GIVEN PROBLEM:
Revise the part that opens with the line containing "list each element" and closes with the line containing "terminal-line: The following additional" by replacing "terminal-line" with "console-line" and leaving everything else unchanged. Return only those lines.

=======

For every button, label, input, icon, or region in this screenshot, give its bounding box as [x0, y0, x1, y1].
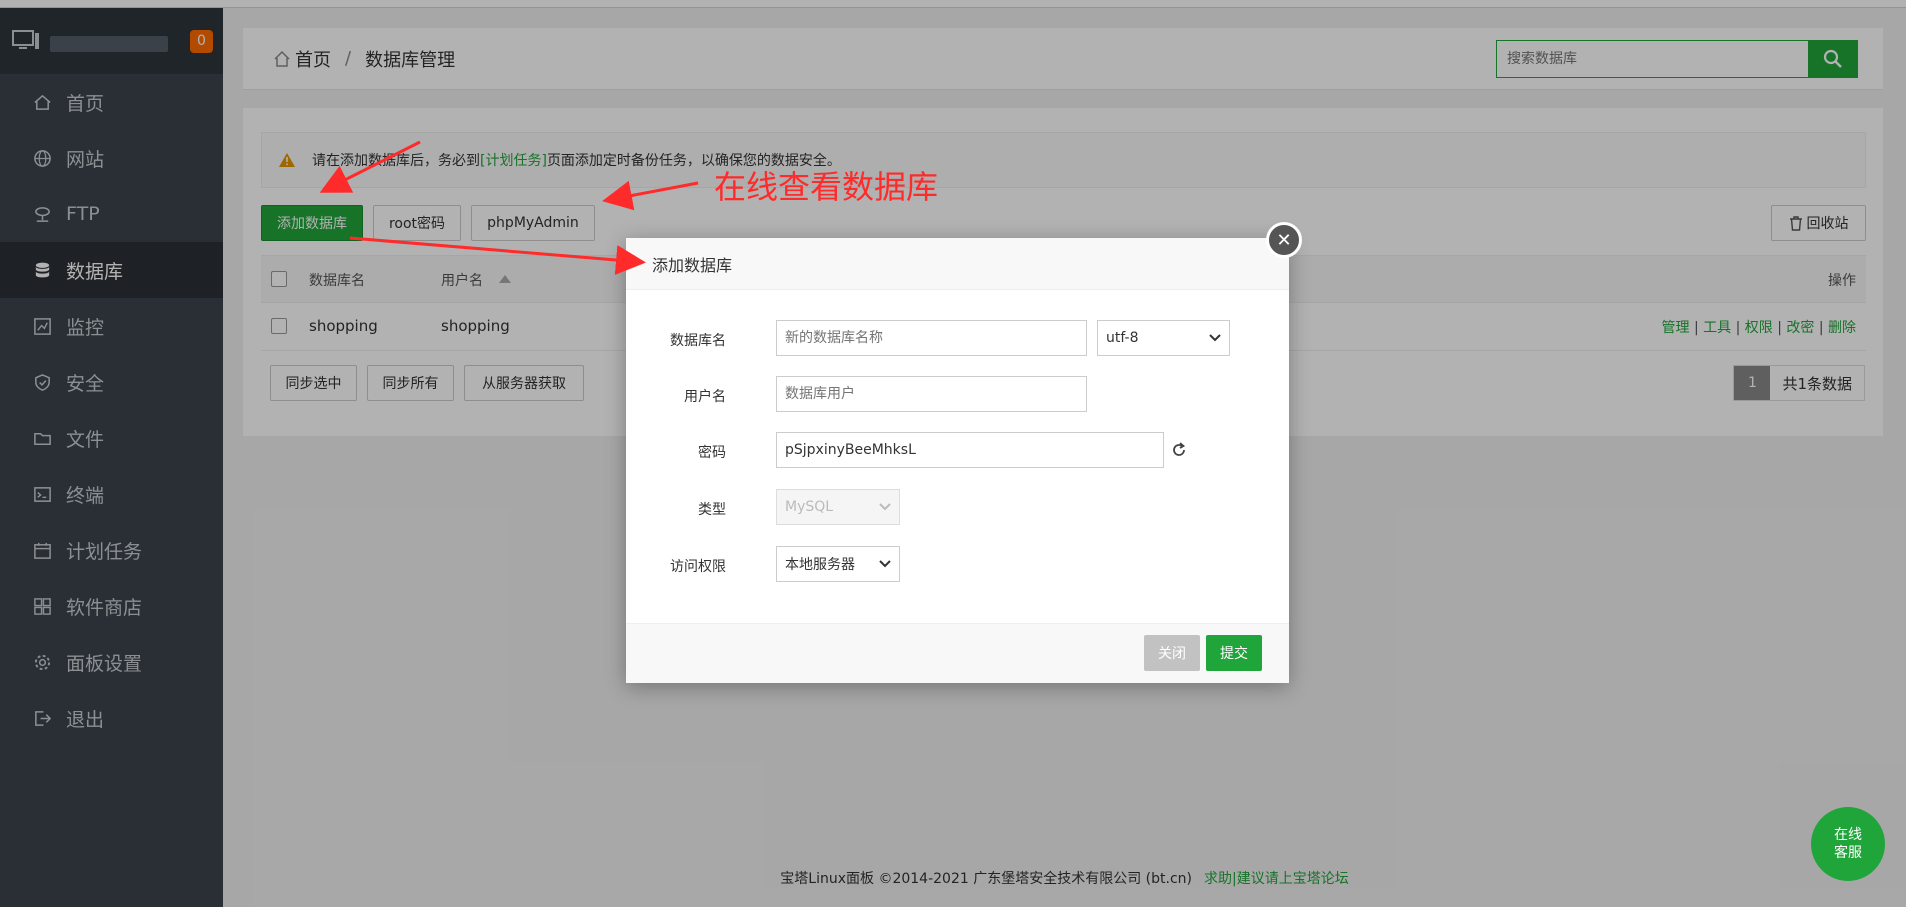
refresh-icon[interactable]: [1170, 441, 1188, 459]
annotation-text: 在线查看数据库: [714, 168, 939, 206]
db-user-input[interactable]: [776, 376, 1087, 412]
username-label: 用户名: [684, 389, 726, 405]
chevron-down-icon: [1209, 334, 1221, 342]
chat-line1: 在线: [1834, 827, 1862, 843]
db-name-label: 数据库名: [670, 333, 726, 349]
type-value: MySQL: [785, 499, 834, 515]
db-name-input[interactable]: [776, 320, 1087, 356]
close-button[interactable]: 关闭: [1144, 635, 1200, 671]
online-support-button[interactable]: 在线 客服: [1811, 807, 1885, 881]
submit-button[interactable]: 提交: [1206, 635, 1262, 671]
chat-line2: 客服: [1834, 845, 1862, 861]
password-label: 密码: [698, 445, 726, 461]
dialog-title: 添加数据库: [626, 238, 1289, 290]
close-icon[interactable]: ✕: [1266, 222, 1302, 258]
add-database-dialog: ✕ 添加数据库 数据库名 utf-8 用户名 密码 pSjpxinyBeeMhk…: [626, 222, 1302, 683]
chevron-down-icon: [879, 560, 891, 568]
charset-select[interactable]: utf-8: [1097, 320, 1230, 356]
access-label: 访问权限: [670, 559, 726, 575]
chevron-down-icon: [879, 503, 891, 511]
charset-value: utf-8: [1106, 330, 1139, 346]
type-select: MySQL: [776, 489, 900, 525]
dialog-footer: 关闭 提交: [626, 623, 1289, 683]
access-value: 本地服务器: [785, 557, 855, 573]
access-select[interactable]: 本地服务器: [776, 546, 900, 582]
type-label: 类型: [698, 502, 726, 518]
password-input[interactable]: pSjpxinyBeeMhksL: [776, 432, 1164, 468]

=======

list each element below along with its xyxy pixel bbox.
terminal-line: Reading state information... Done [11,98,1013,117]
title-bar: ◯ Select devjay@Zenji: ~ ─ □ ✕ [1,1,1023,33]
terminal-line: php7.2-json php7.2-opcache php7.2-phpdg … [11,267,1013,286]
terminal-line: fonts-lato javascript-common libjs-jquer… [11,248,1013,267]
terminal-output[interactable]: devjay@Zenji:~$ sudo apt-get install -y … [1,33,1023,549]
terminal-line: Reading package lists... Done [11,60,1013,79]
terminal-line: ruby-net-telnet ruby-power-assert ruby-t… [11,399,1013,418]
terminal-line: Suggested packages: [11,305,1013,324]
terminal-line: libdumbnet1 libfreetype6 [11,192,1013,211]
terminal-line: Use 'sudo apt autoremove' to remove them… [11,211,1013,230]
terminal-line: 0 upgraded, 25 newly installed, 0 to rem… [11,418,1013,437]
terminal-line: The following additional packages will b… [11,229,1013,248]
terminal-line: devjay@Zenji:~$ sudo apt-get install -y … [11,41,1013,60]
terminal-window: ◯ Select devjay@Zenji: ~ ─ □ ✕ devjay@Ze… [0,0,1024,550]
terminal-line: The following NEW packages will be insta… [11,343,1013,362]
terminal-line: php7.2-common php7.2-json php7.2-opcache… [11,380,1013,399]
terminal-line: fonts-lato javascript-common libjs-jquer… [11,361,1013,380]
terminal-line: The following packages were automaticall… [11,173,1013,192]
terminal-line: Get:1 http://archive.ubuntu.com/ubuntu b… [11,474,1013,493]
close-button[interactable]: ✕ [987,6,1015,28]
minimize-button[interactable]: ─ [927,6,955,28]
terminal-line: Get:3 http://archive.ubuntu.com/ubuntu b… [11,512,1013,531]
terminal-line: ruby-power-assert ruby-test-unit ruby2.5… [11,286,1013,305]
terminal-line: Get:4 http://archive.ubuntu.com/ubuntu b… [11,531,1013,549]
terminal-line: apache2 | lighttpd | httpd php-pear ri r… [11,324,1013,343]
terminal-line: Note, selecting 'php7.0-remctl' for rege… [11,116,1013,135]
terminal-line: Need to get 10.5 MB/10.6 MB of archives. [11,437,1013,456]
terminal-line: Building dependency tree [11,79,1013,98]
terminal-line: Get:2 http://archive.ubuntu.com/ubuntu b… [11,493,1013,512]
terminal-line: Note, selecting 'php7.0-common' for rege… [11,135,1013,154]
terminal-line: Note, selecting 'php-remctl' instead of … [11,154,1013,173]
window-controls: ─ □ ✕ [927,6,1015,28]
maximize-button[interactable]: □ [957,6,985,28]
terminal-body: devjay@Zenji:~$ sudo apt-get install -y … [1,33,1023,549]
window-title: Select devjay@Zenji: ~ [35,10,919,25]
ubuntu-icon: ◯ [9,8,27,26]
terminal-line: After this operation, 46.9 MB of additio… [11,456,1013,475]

=======

SOLUTION FOR THIS EXERCISE:
list each element below along with its xyxy pixel bbox.
console-line: Reading state information... Done [11,98,1013,117]
title-bar: ◯ Select devjay@Zenji: ~ ─ □ ✕ [1,1,1023,33]
console-line: php7.2-json php7.2-opcache php7.2-phpdg … [11,267,1013,286]
console-line: fonts-lato javascript-common libjs-jquer… [11,248,1013,267]
terminal-output[interactable]: devjay@Zenji:~$ sudo apt-get install -y … [1,33,1023,549]
console-line: Reading package lists... Done [11,60,1013,79]
console-line: ruby-net-telnet ruby-power-assert ruby-t… [11,399,1013,418]
console-line: Suggested packages: [11,305,1013,324]
console-line: libdumbnet1 libfreetype6 [11,192,1013,211]
console-line: Use 'sudo apt autoremove' to remove them… [11,211,1013,230]
console-line: 0 upgraded, 25 newly installed, 0 to rem… [11,418,1013,437]
console-line: The following additional packages will b… [11,229,1013,248]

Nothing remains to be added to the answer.